Pull out every line below holding the word "depuis".

----

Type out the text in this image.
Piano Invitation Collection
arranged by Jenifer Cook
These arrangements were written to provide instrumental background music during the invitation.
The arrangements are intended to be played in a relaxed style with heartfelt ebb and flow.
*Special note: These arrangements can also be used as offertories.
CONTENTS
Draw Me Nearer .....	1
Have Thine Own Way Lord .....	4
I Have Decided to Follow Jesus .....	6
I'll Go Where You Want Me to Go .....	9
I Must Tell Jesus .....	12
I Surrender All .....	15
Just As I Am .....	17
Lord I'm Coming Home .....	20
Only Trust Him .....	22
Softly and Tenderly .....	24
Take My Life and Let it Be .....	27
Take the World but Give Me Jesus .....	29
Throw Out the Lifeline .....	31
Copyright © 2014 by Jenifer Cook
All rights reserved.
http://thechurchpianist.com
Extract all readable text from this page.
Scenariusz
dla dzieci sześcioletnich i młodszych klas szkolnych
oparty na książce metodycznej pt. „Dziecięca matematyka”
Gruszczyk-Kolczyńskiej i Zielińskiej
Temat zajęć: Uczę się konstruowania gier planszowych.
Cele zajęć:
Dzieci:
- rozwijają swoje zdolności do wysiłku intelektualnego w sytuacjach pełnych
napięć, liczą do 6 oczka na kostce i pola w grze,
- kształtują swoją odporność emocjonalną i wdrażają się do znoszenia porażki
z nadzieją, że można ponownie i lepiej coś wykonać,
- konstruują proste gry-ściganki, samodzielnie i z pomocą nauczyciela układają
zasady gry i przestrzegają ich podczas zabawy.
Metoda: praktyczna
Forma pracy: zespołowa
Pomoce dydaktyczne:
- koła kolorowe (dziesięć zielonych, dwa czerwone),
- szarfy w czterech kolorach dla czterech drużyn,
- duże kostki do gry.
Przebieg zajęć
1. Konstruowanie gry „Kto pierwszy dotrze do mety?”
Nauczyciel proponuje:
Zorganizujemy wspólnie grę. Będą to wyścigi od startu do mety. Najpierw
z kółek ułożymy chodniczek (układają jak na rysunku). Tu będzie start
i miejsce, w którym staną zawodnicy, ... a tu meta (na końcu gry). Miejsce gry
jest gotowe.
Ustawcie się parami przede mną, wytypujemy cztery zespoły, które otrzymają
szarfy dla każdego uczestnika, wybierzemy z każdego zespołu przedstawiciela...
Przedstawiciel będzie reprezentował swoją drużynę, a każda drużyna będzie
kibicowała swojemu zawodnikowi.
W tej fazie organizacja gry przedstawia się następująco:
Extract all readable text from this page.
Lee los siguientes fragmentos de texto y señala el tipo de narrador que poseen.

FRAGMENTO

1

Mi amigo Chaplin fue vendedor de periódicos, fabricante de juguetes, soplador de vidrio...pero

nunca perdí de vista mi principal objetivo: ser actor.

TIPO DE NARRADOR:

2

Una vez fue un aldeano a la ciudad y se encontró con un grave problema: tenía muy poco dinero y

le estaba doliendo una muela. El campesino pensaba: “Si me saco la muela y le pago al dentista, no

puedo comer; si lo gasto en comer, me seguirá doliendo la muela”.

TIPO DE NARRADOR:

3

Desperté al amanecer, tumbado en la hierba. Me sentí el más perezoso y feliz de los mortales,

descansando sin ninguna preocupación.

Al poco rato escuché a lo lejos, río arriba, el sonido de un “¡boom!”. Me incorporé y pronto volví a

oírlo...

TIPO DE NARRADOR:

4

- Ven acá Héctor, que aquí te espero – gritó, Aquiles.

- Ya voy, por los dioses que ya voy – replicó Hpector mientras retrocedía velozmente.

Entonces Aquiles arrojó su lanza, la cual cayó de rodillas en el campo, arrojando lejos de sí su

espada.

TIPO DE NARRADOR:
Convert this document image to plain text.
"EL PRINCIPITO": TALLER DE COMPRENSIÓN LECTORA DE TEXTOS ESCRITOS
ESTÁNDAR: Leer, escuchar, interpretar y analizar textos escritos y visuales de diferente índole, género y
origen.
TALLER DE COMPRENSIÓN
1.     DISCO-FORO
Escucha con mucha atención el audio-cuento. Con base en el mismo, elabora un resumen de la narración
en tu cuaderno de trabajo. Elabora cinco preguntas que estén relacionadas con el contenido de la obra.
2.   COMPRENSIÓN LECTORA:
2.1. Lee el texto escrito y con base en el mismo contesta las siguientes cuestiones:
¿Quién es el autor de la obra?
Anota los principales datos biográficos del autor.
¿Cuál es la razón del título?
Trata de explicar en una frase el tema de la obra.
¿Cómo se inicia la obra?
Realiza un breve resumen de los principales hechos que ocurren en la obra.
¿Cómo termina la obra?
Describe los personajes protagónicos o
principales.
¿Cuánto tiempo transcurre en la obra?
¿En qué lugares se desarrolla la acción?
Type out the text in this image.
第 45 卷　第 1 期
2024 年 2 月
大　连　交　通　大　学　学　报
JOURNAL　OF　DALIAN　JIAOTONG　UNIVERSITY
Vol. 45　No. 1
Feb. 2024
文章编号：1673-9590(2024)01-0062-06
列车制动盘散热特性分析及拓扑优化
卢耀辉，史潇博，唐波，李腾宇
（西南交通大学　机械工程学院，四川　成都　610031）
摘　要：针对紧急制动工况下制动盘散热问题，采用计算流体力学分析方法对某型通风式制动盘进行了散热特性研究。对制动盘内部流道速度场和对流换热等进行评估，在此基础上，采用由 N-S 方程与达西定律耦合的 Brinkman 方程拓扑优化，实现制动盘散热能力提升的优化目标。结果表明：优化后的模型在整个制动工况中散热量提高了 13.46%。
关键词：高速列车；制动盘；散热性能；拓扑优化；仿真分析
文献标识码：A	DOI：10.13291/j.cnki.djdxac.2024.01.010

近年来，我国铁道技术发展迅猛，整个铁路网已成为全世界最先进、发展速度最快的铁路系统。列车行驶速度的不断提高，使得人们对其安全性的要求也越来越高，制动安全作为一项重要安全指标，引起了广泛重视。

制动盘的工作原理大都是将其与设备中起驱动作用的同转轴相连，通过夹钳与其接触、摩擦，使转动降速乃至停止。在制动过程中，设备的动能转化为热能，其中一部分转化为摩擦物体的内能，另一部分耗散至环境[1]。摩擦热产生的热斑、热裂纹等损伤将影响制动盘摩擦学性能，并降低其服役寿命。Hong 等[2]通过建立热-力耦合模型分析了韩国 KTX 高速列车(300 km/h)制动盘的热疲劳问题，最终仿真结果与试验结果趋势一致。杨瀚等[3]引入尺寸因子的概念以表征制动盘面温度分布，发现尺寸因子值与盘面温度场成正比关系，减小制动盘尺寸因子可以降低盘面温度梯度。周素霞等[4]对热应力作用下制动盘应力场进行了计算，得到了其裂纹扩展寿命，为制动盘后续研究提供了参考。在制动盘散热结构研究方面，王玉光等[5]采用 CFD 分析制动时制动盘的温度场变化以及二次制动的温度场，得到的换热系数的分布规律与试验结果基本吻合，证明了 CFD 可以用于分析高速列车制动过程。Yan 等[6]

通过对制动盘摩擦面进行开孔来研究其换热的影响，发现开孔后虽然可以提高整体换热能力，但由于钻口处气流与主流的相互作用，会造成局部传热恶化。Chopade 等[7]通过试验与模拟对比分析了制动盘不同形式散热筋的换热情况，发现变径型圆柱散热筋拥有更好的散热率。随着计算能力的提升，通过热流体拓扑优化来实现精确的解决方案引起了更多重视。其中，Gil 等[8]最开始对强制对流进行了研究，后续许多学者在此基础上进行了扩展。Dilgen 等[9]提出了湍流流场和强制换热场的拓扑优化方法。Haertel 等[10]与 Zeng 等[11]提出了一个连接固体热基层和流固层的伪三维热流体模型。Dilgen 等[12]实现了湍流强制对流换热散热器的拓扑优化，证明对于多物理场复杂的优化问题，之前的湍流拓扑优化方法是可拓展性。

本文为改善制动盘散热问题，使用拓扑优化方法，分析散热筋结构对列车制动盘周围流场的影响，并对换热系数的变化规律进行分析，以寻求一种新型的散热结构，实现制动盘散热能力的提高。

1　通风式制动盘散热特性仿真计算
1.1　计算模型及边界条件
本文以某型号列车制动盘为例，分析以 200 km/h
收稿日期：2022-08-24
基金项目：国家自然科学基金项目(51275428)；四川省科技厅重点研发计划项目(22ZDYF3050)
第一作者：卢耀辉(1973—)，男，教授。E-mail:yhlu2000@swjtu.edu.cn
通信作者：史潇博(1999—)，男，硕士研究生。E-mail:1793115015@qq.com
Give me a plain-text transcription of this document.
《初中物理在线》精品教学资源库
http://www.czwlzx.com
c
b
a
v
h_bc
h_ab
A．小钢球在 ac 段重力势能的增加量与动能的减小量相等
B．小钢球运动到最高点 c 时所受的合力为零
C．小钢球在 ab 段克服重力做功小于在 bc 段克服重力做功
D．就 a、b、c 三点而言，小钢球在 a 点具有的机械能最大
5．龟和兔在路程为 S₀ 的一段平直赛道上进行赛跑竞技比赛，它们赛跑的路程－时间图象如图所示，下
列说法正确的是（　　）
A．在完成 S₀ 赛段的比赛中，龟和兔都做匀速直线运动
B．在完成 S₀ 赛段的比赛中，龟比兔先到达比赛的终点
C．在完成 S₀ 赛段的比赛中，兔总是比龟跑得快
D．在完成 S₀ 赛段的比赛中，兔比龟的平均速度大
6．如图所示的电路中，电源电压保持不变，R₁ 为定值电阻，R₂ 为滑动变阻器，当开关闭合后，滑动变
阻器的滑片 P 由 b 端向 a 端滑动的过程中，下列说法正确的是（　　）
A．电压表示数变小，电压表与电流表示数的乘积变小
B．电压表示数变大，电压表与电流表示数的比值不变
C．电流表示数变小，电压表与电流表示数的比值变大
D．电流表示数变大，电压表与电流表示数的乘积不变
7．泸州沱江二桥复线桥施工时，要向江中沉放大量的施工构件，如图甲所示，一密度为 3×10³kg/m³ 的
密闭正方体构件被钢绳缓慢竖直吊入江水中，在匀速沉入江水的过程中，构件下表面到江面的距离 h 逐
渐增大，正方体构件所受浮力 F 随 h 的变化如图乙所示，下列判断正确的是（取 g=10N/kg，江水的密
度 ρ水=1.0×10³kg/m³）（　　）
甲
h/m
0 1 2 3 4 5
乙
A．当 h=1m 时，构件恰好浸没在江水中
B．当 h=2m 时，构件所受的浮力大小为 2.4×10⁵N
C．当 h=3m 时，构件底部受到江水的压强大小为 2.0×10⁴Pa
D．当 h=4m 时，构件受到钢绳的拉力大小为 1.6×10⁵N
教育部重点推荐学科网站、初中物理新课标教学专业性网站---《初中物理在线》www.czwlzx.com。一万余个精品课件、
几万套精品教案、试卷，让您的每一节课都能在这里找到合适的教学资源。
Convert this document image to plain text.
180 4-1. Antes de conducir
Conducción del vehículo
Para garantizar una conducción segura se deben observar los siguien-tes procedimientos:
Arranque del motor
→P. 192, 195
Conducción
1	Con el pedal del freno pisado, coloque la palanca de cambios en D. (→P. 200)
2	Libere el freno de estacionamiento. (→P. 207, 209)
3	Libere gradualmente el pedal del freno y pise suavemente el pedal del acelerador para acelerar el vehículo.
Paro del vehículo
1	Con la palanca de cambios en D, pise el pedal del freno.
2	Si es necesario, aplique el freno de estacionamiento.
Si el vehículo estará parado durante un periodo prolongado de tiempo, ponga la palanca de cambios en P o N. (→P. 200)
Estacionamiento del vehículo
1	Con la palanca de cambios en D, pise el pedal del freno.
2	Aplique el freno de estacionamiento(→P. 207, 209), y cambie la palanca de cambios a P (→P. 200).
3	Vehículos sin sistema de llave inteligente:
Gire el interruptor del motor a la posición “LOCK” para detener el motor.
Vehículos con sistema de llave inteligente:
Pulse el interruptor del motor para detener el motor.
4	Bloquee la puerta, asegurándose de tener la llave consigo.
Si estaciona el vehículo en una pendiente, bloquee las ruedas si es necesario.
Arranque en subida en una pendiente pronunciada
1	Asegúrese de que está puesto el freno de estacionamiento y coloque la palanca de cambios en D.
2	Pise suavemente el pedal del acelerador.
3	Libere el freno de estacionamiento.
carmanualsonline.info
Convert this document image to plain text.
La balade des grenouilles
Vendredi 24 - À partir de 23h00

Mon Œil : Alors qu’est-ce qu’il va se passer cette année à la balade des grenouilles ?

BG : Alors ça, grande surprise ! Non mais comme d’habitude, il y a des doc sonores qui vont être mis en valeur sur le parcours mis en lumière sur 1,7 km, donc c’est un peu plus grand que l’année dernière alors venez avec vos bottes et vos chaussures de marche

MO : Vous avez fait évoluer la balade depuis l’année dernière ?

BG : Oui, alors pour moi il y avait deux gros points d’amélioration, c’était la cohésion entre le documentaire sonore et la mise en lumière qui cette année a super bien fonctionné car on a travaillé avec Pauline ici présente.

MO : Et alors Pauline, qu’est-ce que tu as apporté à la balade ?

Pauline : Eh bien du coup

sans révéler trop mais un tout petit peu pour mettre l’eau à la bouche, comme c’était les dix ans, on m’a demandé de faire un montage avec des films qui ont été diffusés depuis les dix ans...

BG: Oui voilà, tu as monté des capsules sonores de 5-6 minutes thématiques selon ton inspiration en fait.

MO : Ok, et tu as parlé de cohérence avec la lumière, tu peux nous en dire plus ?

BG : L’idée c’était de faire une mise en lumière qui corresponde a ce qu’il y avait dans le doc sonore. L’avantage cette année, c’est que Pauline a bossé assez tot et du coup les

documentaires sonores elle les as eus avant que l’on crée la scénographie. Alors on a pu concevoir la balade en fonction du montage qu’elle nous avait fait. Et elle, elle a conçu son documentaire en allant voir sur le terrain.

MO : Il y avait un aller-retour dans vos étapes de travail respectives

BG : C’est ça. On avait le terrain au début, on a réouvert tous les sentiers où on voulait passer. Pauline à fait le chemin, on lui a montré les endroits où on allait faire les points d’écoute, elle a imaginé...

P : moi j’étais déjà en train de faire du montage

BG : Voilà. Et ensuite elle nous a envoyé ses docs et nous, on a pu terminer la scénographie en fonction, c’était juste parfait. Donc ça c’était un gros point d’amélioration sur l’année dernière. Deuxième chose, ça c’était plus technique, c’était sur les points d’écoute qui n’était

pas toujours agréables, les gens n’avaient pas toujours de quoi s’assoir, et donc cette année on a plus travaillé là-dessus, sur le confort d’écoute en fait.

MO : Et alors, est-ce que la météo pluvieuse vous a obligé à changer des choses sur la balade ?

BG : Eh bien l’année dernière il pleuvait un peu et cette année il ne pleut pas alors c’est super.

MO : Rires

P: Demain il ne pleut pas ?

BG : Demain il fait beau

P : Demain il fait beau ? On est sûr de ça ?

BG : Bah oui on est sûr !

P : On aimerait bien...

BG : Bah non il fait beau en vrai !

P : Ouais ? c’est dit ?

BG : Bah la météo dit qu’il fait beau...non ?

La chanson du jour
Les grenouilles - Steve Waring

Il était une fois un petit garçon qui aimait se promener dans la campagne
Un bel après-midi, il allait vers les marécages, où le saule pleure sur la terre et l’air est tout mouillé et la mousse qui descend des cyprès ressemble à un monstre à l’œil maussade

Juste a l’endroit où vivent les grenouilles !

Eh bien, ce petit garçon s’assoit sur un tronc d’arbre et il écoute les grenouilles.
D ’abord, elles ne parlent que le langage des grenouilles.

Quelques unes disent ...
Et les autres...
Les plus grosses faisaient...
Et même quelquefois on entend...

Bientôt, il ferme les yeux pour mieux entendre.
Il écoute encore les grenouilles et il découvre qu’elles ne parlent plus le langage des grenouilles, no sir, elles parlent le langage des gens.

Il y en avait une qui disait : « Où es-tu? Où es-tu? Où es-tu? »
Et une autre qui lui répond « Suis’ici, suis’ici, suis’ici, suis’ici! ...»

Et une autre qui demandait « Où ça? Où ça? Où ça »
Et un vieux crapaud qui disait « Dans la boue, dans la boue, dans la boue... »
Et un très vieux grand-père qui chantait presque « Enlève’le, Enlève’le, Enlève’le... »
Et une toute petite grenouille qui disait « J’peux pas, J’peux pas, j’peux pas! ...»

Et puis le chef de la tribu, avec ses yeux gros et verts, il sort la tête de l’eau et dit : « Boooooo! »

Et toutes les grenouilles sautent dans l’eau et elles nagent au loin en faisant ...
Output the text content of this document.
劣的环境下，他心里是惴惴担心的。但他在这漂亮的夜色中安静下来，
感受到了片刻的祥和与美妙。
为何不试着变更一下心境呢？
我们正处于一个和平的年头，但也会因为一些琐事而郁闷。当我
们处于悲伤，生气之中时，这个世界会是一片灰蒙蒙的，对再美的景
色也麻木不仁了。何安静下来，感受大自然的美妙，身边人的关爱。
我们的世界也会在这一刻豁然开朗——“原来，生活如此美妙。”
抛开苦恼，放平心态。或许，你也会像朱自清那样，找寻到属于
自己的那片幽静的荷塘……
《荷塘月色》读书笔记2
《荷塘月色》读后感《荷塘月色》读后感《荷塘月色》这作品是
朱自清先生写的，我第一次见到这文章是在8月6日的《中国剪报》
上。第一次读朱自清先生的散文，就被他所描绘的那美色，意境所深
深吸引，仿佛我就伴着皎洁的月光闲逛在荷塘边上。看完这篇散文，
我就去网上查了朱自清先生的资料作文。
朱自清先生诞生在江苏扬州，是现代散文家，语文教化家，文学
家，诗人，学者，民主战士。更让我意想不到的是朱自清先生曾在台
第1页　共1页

----

- _Problem solution_
MO : Vous avez fait évoluer la balade depuis l’année dernière ?
sans révéler trop mais un tout petit peu pour mettre l’eau à la bouche, comme c’était les dix ans, on m’a demandé de faire un montage avec des films qui ont été diffusés depuis les dix ans...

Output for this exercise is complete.